* BEGIN *
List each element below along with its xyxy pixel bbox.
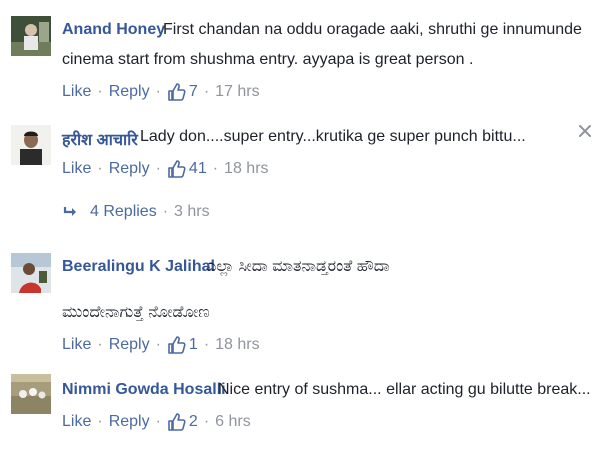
comment-actions: Like · Reply · 2 · 6 hrs [62,412,251,432]
avatar[interactable] [11,253,51,293]
comment-text: cinema start from shushma entry. ayyapa … [62,51,474,68]
thumbs-up-icon[interactable] [167,82,187,102]
reply-arrow-icon [62,204,80,220]
avatar-image [11,125,51,165]
avatar-image [11,374,51,414]
like-link[interactable]: Like [62,160,91,178]
separator-dot: · [203,336,210,353]
separator-dot: · [155,160,161,177]
like-link[interactable]: Like [62,83,91,101]
separator-dot: · [155,83,161,100]
separator-dot: · [97,336,103,353]
like-count[interactable]: 7 [189,83,198,101]
like-count[interactable]: 1 [189,336,198,354]
close-icon[interactable] [578,124,592,138]
reply-link[interactable]: Reply [109,336,150,354]
separator-dot: · [203,83,210,100]
thumbs-up-icon[interactable] [167,159,187,179]
replies-timestamp: 3 hrs [174,203,210,220]
separator-dot: · [162,203,169,220]
thumbs-up-icon[interactable] [167,335,187,355]
commenter-name[interactable]: Beeralingu K Jalihal [62,258,215,276]
replies-count[interactable]: 4 Replies [90,203,157,221]
separator-dot: · [97,160,103,177]
comment-actions: Like · Reply · 7 · 17 hrs [62,82,260,102]
thumbs-up-icon[interactable] [167,412,187,432]
separator-dot: · [155,336,161,353]
separator-dot: · [212,160,219,177]
separator-dot: · [203,413,210,430]
comment-text: Lady don....super entry...krutika ge sup… [140,128,526,145]
separator-dot: · [97,83,103,100]
separator-dot: · [97,413,103,430]
comment-timestamp[interactable]: 18 hrs [224,160,268,178]
avatar-image [11,253,51,293]
comment-actions: Like · Reply · 41 · 18 hrs [62,159,269,179]
comment-text: ಮುಂದೇನಾಗುತ್ತೆ ನೋಡೋಣ [62,304,210,321]
comment-actions: Like · Reply · 1 · 18 hrs [62,335,260,355]
avatar[interactable] [11,374,51,414]
comment-text: ಎಲ್ಲಾ ಸೀದಾ ಮಾತನಾಡ್ತರಂತೆ ಹೌದಾ [206,258,390,275]
comment-timestamp[interactable]: 18 hrs [215,336,259,354]
avatar[interactable] [11,16,51,56]
separator-dot: · [155,413,161,430]
comment-text: First chandan na oddu oragade aaki, shru… [163,21,582,38]
avatar[interactable] [11,125,51,165]
commenter-name[interactable]: Anand Honey [62,21,165,39]
like-count[interactable]: 41 [189,160,207,178]
like-link[interactable]: Like [62,413,91,431]
view-replies-link[interactable]: 4 Replies · 3 hrs [62,203,210,221]
reply-link[interactable]: Reply [109,83,150,101]
comment-timestamp[interactable]: 17 hrs [215,83,259,101]
reply-link[interactable]: Reply [109,413,150,431]
comment-timestamp[interactable]: 6 hrs [215,413,251,431]
comment-text: Nice entry of sushma... ellar acting gu … [218,381,591,398]
commenter-name[interactable]: हरीश आचारि [62,128,138,150]
reply-link[interactable]: Reply [109,160,150,178]
avatar-image [11,16,51,56]
like-link[interactable]: Like [62,336,91,354]
commenter-name[interactable]: Nimmi Gowda Hosalli [62,381,226,399]
like-count[interactable]: 2 [189,413,198,431]
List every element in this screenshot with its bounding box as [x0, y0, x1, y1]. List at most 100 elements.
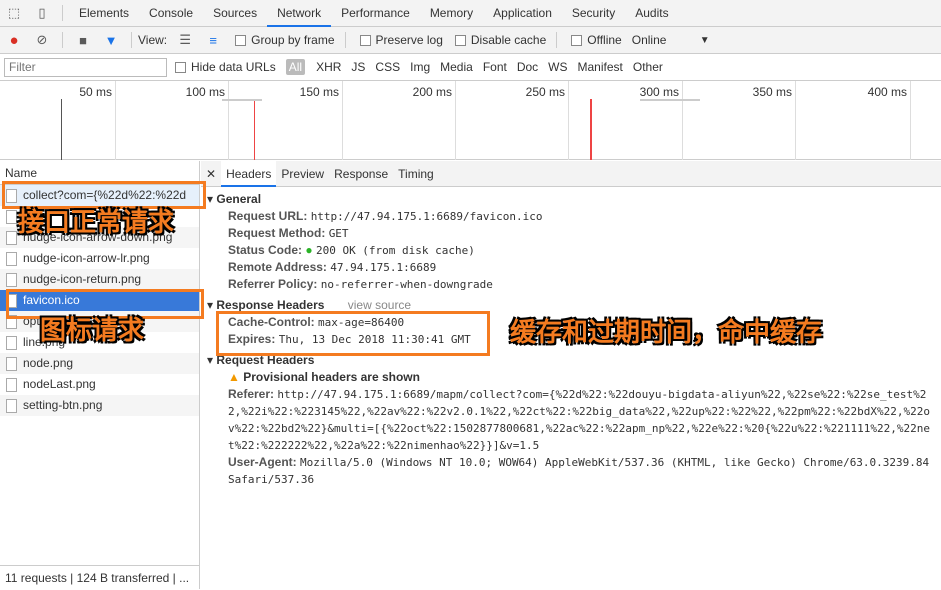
* END *
Present the lines above as a Markdown table with the columns Row and Line text, skipping any blank lines. Include only the lines from the one with "comment-actions: Like · Reply · 2" to the one with "thumbs-up-icon[interactable] [167,159,187,179]".

| Row | Line text |
|---|---|
| 1 | comment-actions: Like · Reply · 2 · 6 hrs [62,412,251,432] |
| 2 | avatar[interactable] [11,253,51,293] |
| 3 | comment-text: cinema start from shushma entry. ayyapa … [62,51,474,68] |
| 4 | thumbs-up-icon[interactable] [167,82,187,102] |
| 5 | reply-arrow-icon [62,204,80,220] |
| 6 | avatar-image [11,125,51,165] |
| 7 | avatar-image [11,374,51,414] |
| 8 | like-link[interactable]: Like [62,160,91,178] |
| 9 | separator-dot: · [203,336,210,353] |
| 10 | separator-dot: · [155,160,161,177] |
| 11 | like-link[interactable]: Like [62,83,91,101] |
| 12 | separator-dot: · [155,83,161,100] |
| 13 | separator-dot: · [97,336,103,353] |
| 14 | like-count[interactable]: 7 [189,83,198,101] |
| 15 | like-count[interactable]: 1 [189,336,198,354] |
| 16 | close-icon[interactable] [578,124,592,138] |
| 17 | reply-link[interactable]: Reply [109,336,150,354] |
| 18 | separator-dot: · [203,83,210,100] |
| 19 | thumbs-up-icon[interactable] [167,159,187,179] |